> [SUPPLIED MATERIAL]
>>>
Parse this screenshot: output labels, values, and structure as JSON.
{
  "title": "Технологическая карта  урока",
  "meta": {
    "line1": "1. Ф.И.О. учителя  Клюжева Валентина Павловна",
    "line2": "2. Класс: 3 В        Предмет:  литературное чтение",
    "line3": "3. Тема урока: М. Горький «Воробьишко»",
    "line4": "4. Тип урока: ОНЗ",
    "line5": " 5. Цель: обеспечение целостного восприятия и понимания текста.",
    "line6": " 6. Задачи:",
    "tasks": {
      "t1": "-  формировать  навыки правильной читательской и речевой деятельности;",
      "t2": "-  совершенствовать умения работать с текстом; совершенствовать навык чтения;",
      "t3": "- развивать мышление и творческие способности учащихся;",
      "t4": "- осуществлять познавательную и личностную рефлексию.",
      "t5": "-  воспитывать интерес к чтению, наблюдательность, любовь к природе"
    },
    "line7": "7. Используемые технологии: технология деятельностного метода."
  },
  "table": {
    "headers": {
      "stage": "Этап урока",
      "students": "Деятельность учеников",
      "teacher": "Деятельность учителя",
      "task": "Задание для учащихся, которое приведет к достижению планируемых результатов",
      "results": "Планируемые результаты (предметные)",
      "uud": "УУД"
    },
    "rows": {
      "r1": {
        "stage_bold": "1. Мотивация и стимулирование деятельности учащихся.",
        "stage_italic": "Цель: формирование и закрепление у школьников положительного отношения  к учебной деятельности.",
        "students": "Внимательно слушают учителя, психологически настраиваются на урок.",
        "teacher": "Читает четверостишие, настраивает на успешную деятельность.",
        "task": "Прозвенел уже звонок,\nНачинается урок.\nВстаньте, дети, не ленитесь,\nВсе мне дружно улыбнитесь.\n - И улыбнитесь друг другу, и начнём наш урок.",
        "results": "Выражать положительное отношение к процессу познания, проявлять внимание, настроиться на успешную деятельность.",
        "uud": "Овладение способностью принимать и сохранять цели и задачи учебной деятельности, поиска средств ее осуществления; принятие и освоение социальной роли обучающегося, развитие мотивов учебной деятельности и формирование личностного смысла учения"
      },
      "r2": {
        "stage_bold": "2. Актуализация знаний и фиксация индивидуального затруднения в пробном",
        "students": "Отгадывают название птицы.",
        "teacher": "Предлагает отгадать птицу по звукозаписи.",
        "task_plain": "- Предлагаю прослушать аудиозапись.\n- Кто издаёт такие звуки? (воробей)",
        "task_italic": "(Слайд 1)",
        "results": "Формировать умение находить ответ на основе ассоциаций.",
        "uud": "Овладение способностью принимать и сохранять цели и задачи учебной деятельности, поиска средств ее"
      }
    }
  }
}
<<<
> [AIM OF THE TASK] Find how many lines of the material carry the string "Овладение". Only the number should be in the answer.

> [RESPONSE TO THIS TASK] 2